### What you have to do
Extract the records in full, leaving every picture out.

### Records supplied
»»
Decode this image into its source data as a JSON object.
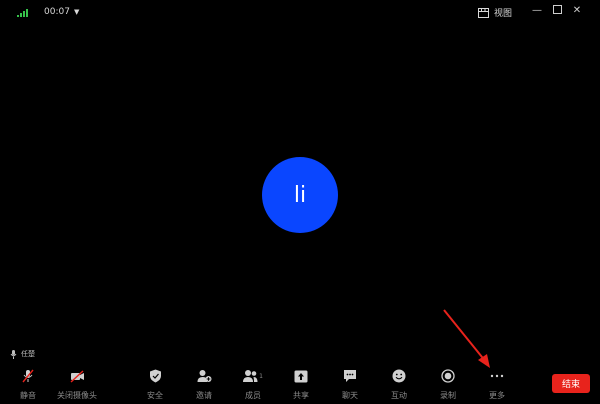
{
  "status": {
    "timer": "00:07"
  },
  "header": {
    "view_label": "视图"
  },
  "participant": {
    "avatar_initials": "li",
    "avatar_color": "#0a46ff",
    "speaker_name": "任楚"
  },
  "toolbar": {
    "mute_label": "静音",
    "camera_label": "关闭摄像头",
    "security_label": "安全",
    "invite_label": "邀请",
    "members_label": "成员",
    "members_count": "1",
    "share_label": "共享",
    "chat_label": "聊天",
    "interact_label": "互动",
    "record_label": "录制",
    "more_label": "更多",
    "end_label": "结束"
  },
  "colors": {
    "background": "#000000",
    "end_button": "#e8231c",
    "annotation_arrow": "#e8231c",
    "signal": "#36c24a"
  }
}
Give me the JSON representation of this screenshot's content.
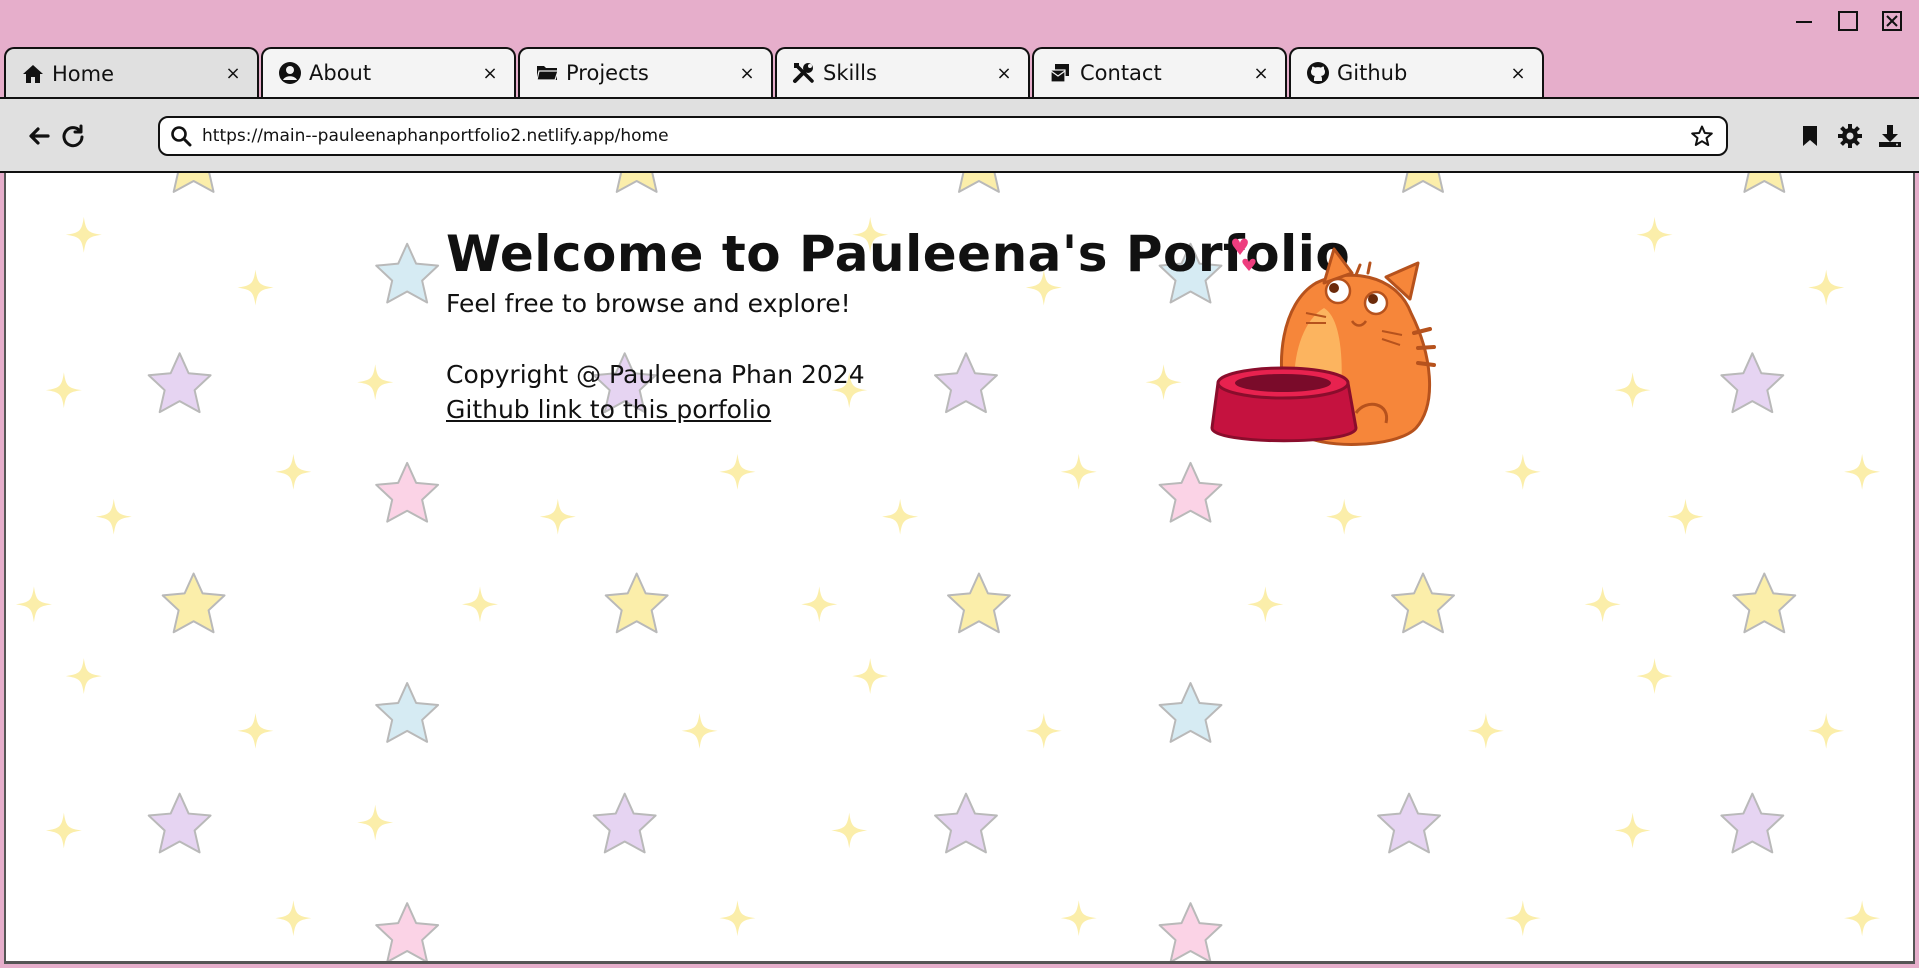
««
### Worked solution
Decode this image into its source data as a JSON object.
{
  "status": {
    "timer": "00:07"
  },
  "header": {
    "view_label": "视图"
  },
  "participant": {
    "avatar_initials": "li",
    "avatar_color": "#0a46ff",
    "speaker_name": "任楚"
  },
  "toolbar": {
    "mute_label": "静音",
    "camera_label": "关闭摄像头",
    "security_label": "安全",
    "invite_label": "邀请",
    "members_label": "成员",
    "members_count": "1",
    "share_label": "共享",
    "chat_label": "聊天",
    "interact_label": "互动",
    "record_label": "录制",
    "more_label": "更多",
    "end_label": "结束"
  },
  "colors": {
    "background": "#000000",
    "end_button": "#e8231c",
    "annotation_arrow": "#e8231c",
    "signal": "#36c24a"
  }
}
Give me the JSON representation of this screenshot's content.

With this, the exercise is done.